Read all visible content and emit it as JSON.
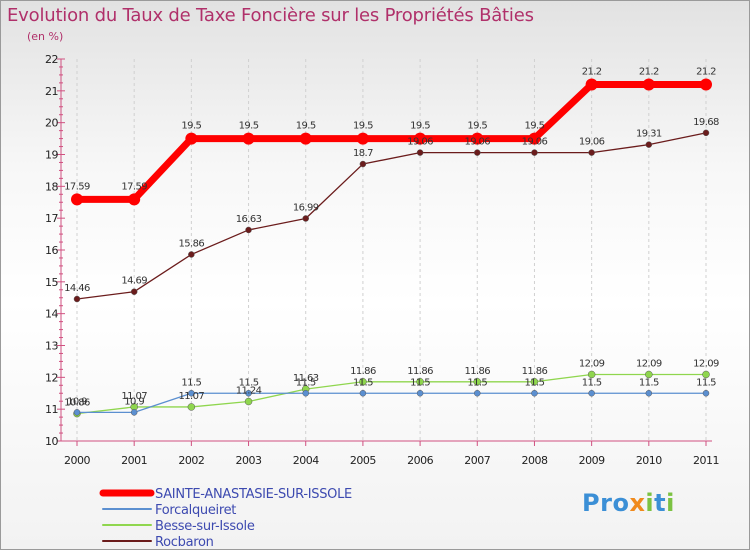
{
  "header": {
    "title": "Evolution du Taux de Taxe Foncière sur les Propriétés Bâties",
    "subtitle": "(en %)"
  },
  "logo": {
    "text": "Proxiti",
    "letters": [
      "P",
      "r",
      "o",
      "x",
      "i",
      "t",
      "i"
    ],
    "colors": [
      "#3b8fd6",
      "#3b8fd6",
      "#3b8fd6",
      "#f08a1c",
      "#7cc242",
      "#3b8fd6",
      "#7cc242"
    ]
  },
  "chart_data": {
    "type": "line",
    "title": "Evolution du Taux de Taxe Foncière sur les Propriétés Bâties",
    "ylabel": "(en %)",
    "xlabel": "",
    "ylim": [
      10,
      22
    ],
    "yticks": [
      10,
      11,
      12,
      13,
      14,
      15,
      16,
      17,
      18,
      19,
      20,
      21,
      22
    ],
    "grid": "dashed vertical",
    "categories": [
      "2000",
      "2001",
      "2002",
      "2003",
      "2004",
      "2005",
      "2006",
      "2007",
      "2008",
      "2009",
      "2010",
      "2011"
    ],
    "series": [
      {
        "name": "Rocbaron",
        "color": "#6b1c1c",
        "width": 1.3,
        "marker": 3,
        "values": [
          14.46,
          14.69,
          15.86,
          16.63,
          16.99,
          18.7,
          19.06,
          19.06,
          19.06,
          19.06,
          19.31,
          19.68
        ],
        "labels": [
          "14.46",
          "14.69",
          "15.86",
          "16.63",
          "16.99",
          "18.7",
          "19.06",
          "19.06",
          "19.06",
          "19.06",
          "19.31",
          "19.68"
        ]
      },
      {
        "name": "Besse-sur-Issole",
        "color": "#8fd64e",
        "width": 1.3,
        "marker": 3.5,
        "values": [
          10.86,
          11.07,
          11.07,
          11.24,
          11.63,
          11.86,
          11.86,
          11.86,
          11.86,
          12.09,
          12.09,
          12.09
        ],
        "labels": [
          "10.86",
          "11.07",
          "11.07",
          "11.24",
          "11.63",
          "11.86",
          "11.86",
          "11.86",
          "11.86",
          "12.09",
          "12.09",
          "12.09"
        ]
      },
      {
        "name": "Forcalqueiret",
        "color": "#5b8fd0",
        "width": 1.3,
        "marker": 3,
        "values": [
          10.9,
          10.9,
          11.5,
          11.5,
          11.5,
          11.5,
          11.5,
          11.5,
          11.5,
          11.5,
          11.5,
          11.5
        ],
        "labels": [
          "10.9",
          "10.9",
          "11.5",
          "11.5",
          "11.5",
          "11.5",
          "11.5",
          "11.5",
          "11.5",
          "11.5",
          "11.5",
          "11.5"
        ]
      },
      {
        "name": "SAINTE-ANASTASIE-SUR-ISSOLE",
        "color": "#ff0000",
        "width": 7,
        "marker": 6,
        "values": [
          17.59,
          17.59,
          19.5,
          19.5,
          19.5,
          19.5,
          19.5,
          19.5,
          19.5,
          21.2,
          21.2,
          21.2
        ],
        "labels": [
          "17.59",
          "17.59",
          "19.5",
          "19.5",
          "19.5",
          "19.5",
          "19.5",
          "19.5",
          "19.5",
          "21.2",
          "21.2",
          "21.2"
        ]
      }
    ],
    "legend": [
      {
        "name": "SAINTE-ANASTASIE-SUR-ISSOLE",
        "color": "#ff0000",
        "width": 7
      },
      {
        "name": "Forcalqueiret",
        "color": "#5b8fd0",
        "width": 2
      },
      {
        "name": "Besse-sur-Issole",
        "color": "#8fd64e",
        "width": 2
      },
      {
        "name": "Rocbaron",
        "color": "#6b1c1c",
        "width": 2
      }
    ],
    "legend_position": "bottom-left"
  }
}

********

→ **Instructions to follow**
Pictures in the records above are left out; print everything else exactly as written.

→ **Answer in full**
Read all visible content and emit it as JSON.
{
  "header": {
    "title": "Evolution du Taux de Taxe Foncière sur les Propriétés Bâties",
    "subtitle": "(en %)"
  },
  "logo": {
    "text": "Proxiti",
    "letters": [
      "P",
      "r",
      "o",
      "x",
      "i",
      "t",
      "i"
    ],
    "colors": [
      "#3b8fd6",
      "#3b8fd6",
      "#3b8fd6",
      "#f08a1c",
      "#7cc242",
      "#3b8fd6",
      "#7cc242"
    ]
  },
  "chart_data": {
    "type": "line",
    "title": "Evolution du Taux de Taxe Foncière sur les Propriétés Bâties",
    "ylabel": "(en %)",
    "xlabel": "",
    "ylim": [
      10,
      22
    ],
    "yticks": [
      10,
      11,
      12,
      13,
      14,
      15,
      16,
      17,
      18,
      19,
      20,
      21,
      22
    ],
    "grid": "dashed vertical",
    "categories": [
      "2000",
      "2001",
      "2002",
      "2003",
      "2004",
      "2005",
      "2006",
      "2007",
      "2008",
      "2009",
      "2010",
      "2011"
    ],
    "series": [
      {
        "name": "Rocbaron",
        "color": "#6b1c1c",
        "width": 1.3,
        "marker": 3,
        "values": [
          14.46,
          14.69,
          15.86,
          16.63,
          16.99,
          18.7,
          19.06,
          19.06,
          19.06,
          19.06,
          19.31,
          19.68
        ],
        "labels": [
          "14.46",
          "14.69",
          "15.86",
          "16.63",
          "16.99",
          "18.7",
          "19.06",
          "19.06",
          "19.06",
          "19.06",
          "19.31",
          "19.68"
        ]
      },
      {
        "name": "Besse-sur-Issole",
        "color": "#8fd64e",
        "width": 1.3,
        "marker": 3.5,
        "values": [
          10.86,
          11.07,
          11.07,
          11.24,
          11.63,
          11.86,
          11.86,
          11.86,
          11.86,
          12.09,
          12.09,
          12.09
        ],
        "labels": [
          "10.86",
          "11.07",
          "11.07",
          "11.24",
          "11.63",
          "11.86",
          "11.86",
          "11.86",
          "11.86",
          "12.09",
          "12.09",
          "12.09"
        ]
      },
      {
        "name": "Forcalqueiret",
        "color": "#5b8fd0",
        "width": 1.3,
        "marker": 3,
        "values": [
          10.9,
          10.9,
          11.5,
          11.5,
          11.5,
          11.5,
          11.5,
          11.5,
          11.5,
          11.5,
          11.5,
          11.5
        ],
        "labels": [
          "10.9",
          "10.9",
          "11.5",
          "11.5",
          "11.5",
          "11.5",
          "11.5",
          "11.5",
          "11.5",
          "11.5",
          "11.5",
          "11.5"
        ]
      },
      {
        "name": "SAINTE-ANASTASIE-SUR-ISSOLE",
        "color": "#ff0000",
        "width": 7,
        "marker": 6,
        "values": [
          17.59,
          17.59,
          19.5,
          19.5,
          19.5,
          19.5,
          19.5,
          19.5,
          19.5,
          21.2,
          21.2,
          21.2
        ],
        "labels": [
          "17.59",
          "17.59",
          "19.5",
          "19.5",
          "19.5",
          "19.5",
          "19.5",
          "19.5",
          "19.5",
          "21.2",
          "21.2",
          "21.2"
        ]
      }
    ],
    "legend": [
      {
        "name": "SAINTE-ANASTASIE-SUR-ISSOLE",
        "color": "#ff0000",
        "width": 7
      },
      {
        "name": "Forcalqueiret",
        "color": "#5b8fd0",
        "width": 2
      },
      {
        "name": "Besse-sur-Issole",
        "color": "#8fd64e",
        "width": 2
      },
      {
        "name": "Rocbaron",
        "color": "#6b1c1c",
        "width": 2
      }
    ],
    "legend_position": "bottom-left"
  }
}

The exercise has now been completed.